— BEGIN DOCUMENT TEXT —

In a fast-melting induction furnace, an elevationally movable pressing cover 4 suppresses the swell of molten metal 3 inside a crucible 2 on which a coil 1 is wound. The pressing cover 4 has a lower surface which is made concave. An upper half part of the motion of the molten metal 3 caused by electromagnetic force is made in conformity with the concave shape of the lower surface 5, so that the dangerous blowout of molten metal through a gap 8 is effectively prevented. Accordingly, the fast melting by the supply of high electric power can be performed. The lower surface 5 may be shaped as a cylindrical surface, a paraboloidal surface of revolution, a partial spherical surface, or the like, or may be shaped like a runner bucket of a Pelton turbine which has a slightly projecting center portion.

Patent
   5267258
Priority
Sep 20 1991
Filed
Sep 18 1992
Issued
Nov 30 1993
Expiry
Sep 18 2012
Assg.orig
Entity
Large
2
8
EXPIRED
1. A fast melting induction furnace, comprising:
a crucible;
a coil wound outside said crucible; and
an elevationally movable pressing cover arranged inside said crucible, and wherein:
said pressing cover has a concave lower surface which is in conformity with a motion of a molten steel in said crucible.

— END DOCUMENT TEXT —
— BEGIN DATA SEGMENT —

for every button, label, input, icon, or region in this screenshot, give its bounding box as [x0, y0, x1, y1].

— END DATA SEGMENT —

CHALLENGE: Condense the paragraph of the patent page that begins "In a fast-melting induction furnace" into a short bulleted list that keeps its main facts.

SOLUTION TO THE PROBLEM:
- A fast-melting induction furnace has a crucible with a coil wound on it. An elevationally movable pressing cover suppresses the swell of the molten metal inside the crucible.
- The pressing cover has a concave lower surface. The upper half of the molten metal's motion, caused by electromagnetic force, conforms to this shape.
- This effectively prevents dangerous blowout of molten metal through a gap, so fast melting with high electric power can be performed.
- The lower surface may be cylindrical, a paraboloidal surface of revolution, a partial spherical surface, or the like. It may also be shaped like a Pelton turbine runner bucket with a slightly projecting center portion.